Exercise aim: Below is a listing to transcribe in full and exactly; keep the pictures out.

═══ Dataset content ═══

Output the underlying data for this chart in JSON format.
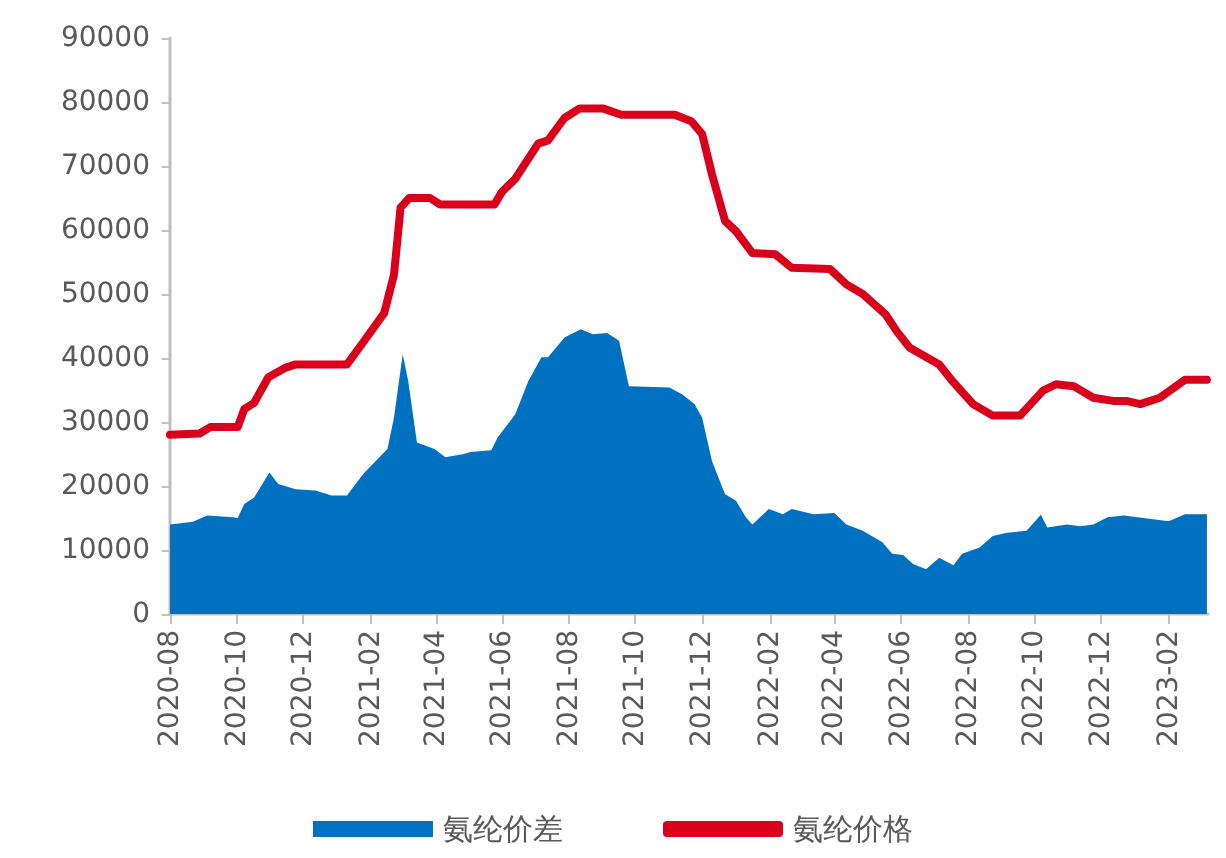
{
  "chart_data": {
    "type": "area",
    "xlim": [
      "2020-08-01",
      "2023-03-09"
    ],
    "xticks": [
      "2020-08",
      "2020-10",
      "2020-12",
      "2021-02",
      "2021-04",
      "2021-06",
      "2021-08",
      "2021-10",
      "2021-12",
      "2022-02",
      "2022-04",
      "2022-06",
      "2022-08",
      "2022-10",
      "2022-12",
      "2023-02"
    ],
    "ylim": [
      0,
      90000
    ],
    "yticks": [
      0,
      10000,
      20000,
      30000,
      40000,
      50000,
      60000,
      70000,
      80000,
      90000
    ],
    "grid": false,
    "legend": "bottom",
    "series": [
      {
        "name": "氨纶价差",
        "color": "#0070c0",
        "x": [
          "2020-08-01",
          "2020-08-22",
          "2020-09-04",
          "2020-09-28",
          "2020-10-02",
          "2020-10-08",
          "2020-10-17",
          "2020-10-31",
          "2020-11-08",
          "2020-11-24",
          "2020-12-12",
          "2020-12-27",
          "2021-01-10",
          "2021-01-25",
          "2021-02-16",
          "2021-02-22",
          "2021-03-02",
          "2021-03-07",
          "2021-03-15",
          "2021-03-31",
          "2021-04-10",
          "2021-04-27",
          "2021-05-03",
          "2021-05-22",
          "2021-05-28",
          "2021-06-13",
          "2021-06-25",
          "2021-07-07",
          "2021-07-13",
          "2021-07-28",
          "2021-08-12",
          "2021-08-23",
          "2021-09-05",
          "2021-09-16",
          "2021-09-25",
          "2021-11-01",
          "2021-11-13",
          "2021-11-24",
          "2021-12-01",
          "2021-12-10",
          "2021-12-22",
          "2022-01-01",
          "2022-01-10",
          "2022-01-16",
          "2022-01-31",
          "2022-02-13",
          "2022-02-21",
          "2022-03-13",
          "2022-04-01",
          "2022-04-12",
          "2022-04-27",
          "2022-05-15",
          "2022-05-24",
          "2022-06-03",
          "2022-06-12",
          "2022-06-24",
          "2022-07-06",
          "2022-07-19",
          "2022-07-27",
          "2022-08-12",
          "2022-08-24",
          "2022-09-06",
          "2022-09-24",
          "2022-10-07",
          "2022-10-13",
          "2022-10-31",
          "2022-11-12",
          "2022-11-24",
          "2022-12-07",
          "2022-12-22",
          "2023-01-09",
          "2023-02-01",
          "2023-02-16",
          "2023-03-08"
        ],
        "values": [
          14000,
          14400,
          15400,
          15100,
          15000,
          17200,
          18200,
          22100,
          20300,
          19500,
          19300,
          18500,
          18500,
          21900,
          25800,
          30700,
          40600,
          36400,
          26800,
          25800,
          24500,
          25000,
          25300,
          25600,
          27600,
          31200,
          36400,
          40100,
          40100,
          43200,
          44500,
          43700,
          43900,
          42700,
          35600,
          35400,
          34300,
          32800,
          30700,
          23900,
          18700,
          17700,
          15100,
          14000,
          16400,
          15600,
          16400,
          15600,
          15800,
          14000,
          13000,
          11200,
          9400,
          9200,
          7800,
          7000,
          8800,
          7600,
          9400,
          10400,
          12200,
          12700,
          13000,
          15500,
          13500,
          14000,
          13700,
          14000,
          15100,
          15400,
          15000,
          14500,
          15600,
          15600
        ]
      },
      {
        "name": "氨纶价格",
        "type": "line",
        "color": "#d9001b",
        "marker": "none",
        "line_style": "solid",
        "x": [
          "2020-08-01",
          "2020-08-28",
          "2020-09-07",
          "2020-10-02",
          "2020-10-08",
          "2020-10-17",
          "2020-10-30",
          "2020-11-15",
          "2020-11-24",
          "2021-01-10",
          "2021-01-25",
          "2021-02-13",
          "2021-02-22",
          "2021-02-28",
          "2021-03-08",
          "2021-03-27",
          "2021-04-05",
          "2021-05-25",
          "2021-06-01",
          "2021-06-13",
          "2021-07-04",
          "2021-07-13",
          "2021-07-28",
          "2021-08-11",
          "2021-09-01",
          "2021-09-18",
          "2021-11-06",
          "2021-11-21",
          "2021-12-01",
          "2021-12-10",
          "2021-12-22",
          "2022-01-01",
          "2022-01-16",
          "2022-02-06",
          "2022-02-21",
          "2022-03-28",
          "2022-04-12",
          "2022-04-27",
          "2022-05-18",
          "2022-05-28",
          "2022-06-09",
          "2022-07-06",
          "2022-07-18",
          "2022-08-06",
          "2022-08-24",
          "2022-09-18",
          "2022-10-09",
          "2022-10-21",
          "2022-11-06",
          "2022-11-24",
          "2022-12-12",
          "2022-12-24",
          "2023-01-06",
          "2023-01-24",
          "2023-02-16",
          "2023-03-08"
        ],
        "values": [
          28000,
          28200,
          29200,
          29200,
          32000,
          33000,
          37000,
          38500,
          39000,
          39000,
          42500,
          47000,
          53000,
          63500,
          65000,
          65000,
          64000,
          64000,
          66000,
          68000,
          73500,
          74000,
          77500,
          79000,
          79000,
          78000,
          78000,
          77000,
          75000,
          68700,
          61400,
          59800,
          56400,
          56200,
          54100,
          53900,
          51500,
          50000,
          46800,
          44200,
          41600,
          39000,
          36400,
          32800,
          31000,
          31000,
          34900,
          35900,
          35600,
          33800,
          33300,
          33300,
          32800,
          33800,
          36600,
          36600
        ]
      }
    ]
  }
}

═══

The result:
Output the underlying data for this chart in JSON format.
{
  "chart_data": {
    "type": "area",
    "xlim": [
      "2020-08-01",
      "2023-03-09"
    ],
    "xticks": [
      "2020-08",
      "2020-10",
      "2020-12",
      "2021-02",
      "2021-04",
      "2021-06",
      "2021-08",
      "2021-10",
      "2021-12",
      "2022-02",
      "2022-04",
      "2022-06",
      "2022-08",
      "2022-10",
      "2022-12",
      "2023-02"
    ],
    "ylim": [
      0,
      90000
    ],
    "yticks": [
      0,
      10000,
      20000,
      30000,
      40000,
      50000,
      60000,
      70000,
      80000,
      90000
    ],
    "grid": false,
    "legend": "bottom",
    "series": [
      {
        "name": "氨纶价差",
        "color": "#0070c0",
        "x": [
          "2020-08-01",
          "2020-08-22",
          "2020-09-04",
          "2020-09-28",
          "2020-10-02",
          "2020-10-08",
          "2020-10-17",
          "2020-10-31",
          "2020-11-08",
          "2020-11-24",
          "2020-12-12",
          "2020-12-27",
          "2021-01-10",
          "2021-01-25",
          "2021-02-16",
          "2021-02-22",
          "2021-03-02",
          "2021-03-07",
          "2021-03-15",
          "2021-03-31",
          "2021-04-10",
          "2021-04-27",
          "2021-05-03",
          "2021-05-22",
          "2021-05-28",
          "2021-06-13",
          "2021-06-25",
          "2021-07-07",
          "2021-07-13",
          "2021-07-28",
          "2021-08-12",
          "2021-08-23",
          "2021-09-05",
          "2021-09-16",
          "2021-09-25",
          "2021-11-01",
          "2021-11-13",
          "2021-11-24",
          "2021-12-01",
          "2021-12-10",
          "2021-12-22",
          "2022-01-01",
          "2022-01-10",
          "2022-01-16",
          "2022-01-31",
          "2022-02-13",
          "2022-02-21",
          "2022-03-13",
          "2022-04-01",
          "2022-04-12",
          "2022-04-27",
          "2022-05-15",
          "2022-05-24",
          "2022-06-03",
          "2022-06-12",
          "2022-06-24",
          "2022-07-06",
          "2022-07-19",
          "2022-07-27",
          "2022-08-12",
          "2022-08-24",
          "2022-09-06",
          "2022-09-24",
          "2022-10-07",
          "2022-10-13",
          "2022-10-31",
          "2022-11-12",
          "2022-11-24",
          "2022-12-07",
          "2022-12-22",
          "2023-01-09",
          "2023-02-01",
          "2023-02-16",
          "2023-03-08"
        ],
        "values": [
          14000,
          14400,
          15400,
          15100,
          15000,
          17200,
          18200,
          22100,
          20300,
          19500,
          19300,
          18500,
          18500,
          21900,
          25800,
          30700,
          40600,
          36400,
          26800,
          25800,
          24500,
          25000,
          25300,
          25600,
          27600,
          31200,
          36400,
          40100,
          40100,
          43200,
          44500,
          43700,
          43900,
          42700,
          35600,
          35400,
          34300,
          32800,
          30700,
          23900,
          18700,
          17700,
          15100,
          14000,
          16400,
          15600,
          16400,
          15600,
          15800,
          14000,
          13000,
          11200,
          9400,
          9200,
          7800,
          7000,
          8800,
          7600,
          9400,
          10400,
          12200,
          12700,
          13000,
          15500,
          13500,
          14000,
          13700,
          14000,
          15100,
          15400,
          15000,
          14500,
          15600,
          15600
        ]
      },
      {
        "name": "氨纶价格",
        "type": "line",
        "color": "#d9001b",
        "marker": "none",
        "line_style": "solid",
        "x": [
          "2020-08-01",
          "2020-08-28",
          "2020-09-07",
          "2020-10-02",
          "2020-10-08",
          "2020-10-17",
          "2020-10-30",
          "2020-11-15",
          "2020-11-24",
          "2021-01-10",
          "2021-01-25",
          "2021-02-13",
          "2021-02-22",
          "2021-02-28",
          "2021-03-08",
          "2021-03-27",
          "2021-04-05",
          "2021-05-25",
          "2021-06-01",
          "2021-06-13",
          "2021-07-04",
          "2021-07-13",
          "2021-07-28",
          "2021-08-11",
          "2021-09-01",
          "2021-09-18",
          "2021-11-06",
          "2021-11-21",
          "2021-12-01",
          "2021-12-10",
          "2021-12-22",
          "2022-01-01",
          "2022-01-16",
          "2022-02-06",
          "2022-02-21",
          "2022-03-28",
          "2022-04-12",
          "2022-04-27",
          "2022-05-18",
          "2022-05-28",
          "2022-06-09",
          "2022-07-06",
          "2022-07-18",
          "2022-08-06",
          "2022-08-24",
          "2022-09-18",
          "2022-10-09",
          "2022-10-21",
          "2022-11-06",
          "2022-11-24",
          "2022-12-12",
          "2022-12-24",
          "2023-01-06",
          "2023-01-24",
          "2023-02-16",
          "2023-03-08"
        ],
        "values": [
          28000,
          28200,
          29200,
          29200,
          32000,
          33000,
          37000,
          38500,
          39000,
          39000,
          42500,
          47000,
          53000,
          63500,
          65000,
          65000,
          64000,
          64000,
          66000,
          68000,
          73500,
          74000,
          77500,
          79000,
          79000,
          78000,
          78000,
          77000,
          75000,
          68700,
          61400,
          59800,
          56400,
          56200,
          54100,
          53900,
          51500,
          50000,
          46800,
          44200,
          41600,
          39000,
          36400,
          32800,
          31000,
          31000,
          34900,
          35900,
          35600,
          33800,
          33300,
          33300,
          32800,
          33800,
          36600,
          36600
        ]
      }
    ]
  }
}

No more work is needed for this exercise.